Information shown »

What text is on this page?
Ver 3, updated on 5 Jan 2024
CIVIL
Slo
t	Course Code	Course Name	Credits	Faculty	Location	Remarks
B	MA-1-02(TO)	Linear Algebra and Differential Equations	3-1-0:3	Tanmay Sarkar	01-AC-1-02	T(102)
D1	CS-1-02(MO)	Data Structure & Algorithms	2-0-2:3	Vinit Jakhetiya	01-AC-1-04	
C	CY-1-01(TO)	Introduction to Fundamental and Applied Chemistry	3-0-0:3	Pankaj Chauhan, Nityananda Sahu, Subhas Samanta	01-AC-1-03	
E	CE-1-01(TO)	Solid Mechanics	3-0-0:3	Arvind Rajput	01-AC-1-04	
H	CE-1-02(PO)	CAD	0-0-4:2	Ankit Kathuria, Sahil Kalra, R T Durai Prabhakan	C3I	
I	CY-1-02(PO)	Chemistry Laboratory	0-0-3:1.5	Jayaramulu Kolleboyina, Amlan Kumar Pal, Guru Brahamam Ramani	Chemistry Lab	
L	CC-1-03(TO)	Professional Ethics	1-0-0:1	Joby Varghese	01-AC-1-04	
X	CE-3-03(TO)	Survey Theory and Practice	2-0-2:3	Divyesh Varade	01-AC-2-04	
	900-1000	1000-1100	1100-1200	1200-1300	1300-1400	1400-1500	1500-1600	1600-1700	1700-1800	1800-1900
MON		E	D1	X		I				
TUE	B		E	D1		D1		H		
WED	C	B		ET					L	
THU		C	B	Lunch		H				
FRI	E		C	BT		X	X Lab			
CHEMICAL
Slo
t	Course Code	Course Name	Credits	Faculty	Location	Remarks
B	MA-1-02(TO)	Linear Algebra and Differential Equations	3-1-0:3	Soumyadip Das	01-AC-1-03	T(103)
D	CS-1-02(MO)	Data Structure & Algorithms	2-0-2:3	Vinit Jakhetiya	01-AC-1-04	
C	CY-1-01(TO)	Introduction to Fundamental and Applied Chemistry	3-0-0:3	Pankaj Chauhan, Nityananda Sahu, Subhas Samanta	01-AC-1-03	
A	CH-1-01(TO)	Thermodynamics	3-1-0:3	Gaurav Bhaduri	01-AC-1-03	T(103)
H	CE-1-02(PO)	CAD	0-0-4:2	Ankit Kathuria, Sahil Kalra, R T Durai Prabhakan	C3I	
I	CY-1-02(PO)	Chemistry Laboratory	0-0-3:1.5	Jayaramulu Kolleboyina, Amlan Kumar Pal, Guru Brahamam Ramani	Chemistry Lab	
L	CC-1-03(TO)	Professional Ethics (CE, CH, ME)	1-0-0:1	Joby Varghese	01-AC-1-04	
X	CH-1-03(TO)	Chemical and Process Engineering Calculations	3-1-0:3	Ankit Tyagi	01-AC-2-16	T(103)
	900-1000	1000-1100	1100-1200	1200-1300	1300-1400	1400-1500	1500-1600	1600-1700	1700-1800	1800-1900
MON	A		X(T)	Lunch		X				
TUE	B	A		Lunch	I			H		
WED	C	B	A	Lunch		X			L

What needs to be done » Every record above must be duplicated exactly.

Exercise output »
What text is on this page?
Ver 3, updated on 5 Jan 2024
CIVIL
Slo
t	Course Code	Course Name	Credits	Faculty	Location	Remarks
B	MA-1-02(TO)	Linear Algebra and Differential Equations	3-1-0:3	Tanmay Sarkar	01-AC-1-02	T(102)
D1	CS-1-02(MO)	Data Structure & Algorithms	2-0-2:3	Vinit Jakhetiya	01-AC-1-04	
C	CY-1-01(TO)	Introduction to Fundamental and Applied Chemistry	3-0-0:3	Pankaj Chauhan, Nityananda Sahu, Subhas Samanta	01-AC-1-03	
E	CE-1-01(TO)	Solid Mechanics	3-0-0:3	Arvind Rajput	01-AC-1-04	
H	CE-1-02(PO)	CAD	0-0-4:2	Ankit Kathuria, Sahil Kalra, R T Durai Prabhakan	C3I	
I	CY-1-02(PO)	Chemistry Laboratory	0-0-3:1.5	Jayaramulu Kolleboyina, Amlan Kumar Pal, Guru Brahamam Ramani	Chemistry Lab	
L	CC-1-03(TO)	Professional Ethics	1-0-0:1	Joby Varghese	01-AC-1-04	
X	CE-3-03(TO)	Survey Theory and Practice	2-0-2:3	Divyesh Varade	01-AC-2-04	
	900-1000	1000-1100	1100-1200	1200-1300	1300-1400	1400-1500	1500-1600	1600-1700	1700-1800	1800-1900
MON		E	D1	X		I				
TUE	B		E	D1		D1		H		
WED	C	B		ET					L	
THU		C	B	Lunch		H				
FRI	E		C	BT		X	X Lab			
CHEMICAL
Slo
t	Course Code	Course Name	Credits	Faculty	Location	Remarks
B	MA-1-02(TO)	Linear Algebra and Differential Equations	3-1-0:3	Soumyadip Das	01-AC-1-03	T(103)
D	CS-1-02(MO)	Data Structure & Algorithms	2-0-2:3	Vinit Jakhetiya	01-AC-1-04	
C	CY-1-01(TO)	Introduction to Fundamental and Applied Chemistry	3-0-0:3	Pankaj Chauhan, Nityananda Sahu, Subhas Samanta	01-AC-1-03	
A	CH-1-01(TO)	Thermodynamics	3-1-0:3	Gaurav Bhaduri	01-AC-1-03	T(103)
H	CE-1-02(PO)	CAD	0-0-4:2	Ankit Kathuria, Sahil Kalra, R T Durai Prabhakan	C3I	
I	CY-1-02(PO)	Chemistry Laboratory	0-0-3:1.5	Jayaramulu Kolleboyina, Amlan Kumar Pal, Guru Brahamam Ramani	Chemistry Lab	
L	CC-1-03(TO)	Professional Ethics (CE, CH, ME)	1-0-0:1	Joby Varghese	01-AC-1-04	
X	CH-1-03(TO)	Chemical and Process Engineering Calculations	3-1-0:3	Ankit Tyagi	01-AC-2-16	T(103)
	900-1000	1000-1100	1100-1200	1200-1300	1300-1400	1400-1500	1500-1600	1600-1700	1700-1800	1800-1900
MON	A		X(T)	Lunch		X				
TUE	B	A		Lunch	I			H		
WED	C	B	A	Lunch		X			L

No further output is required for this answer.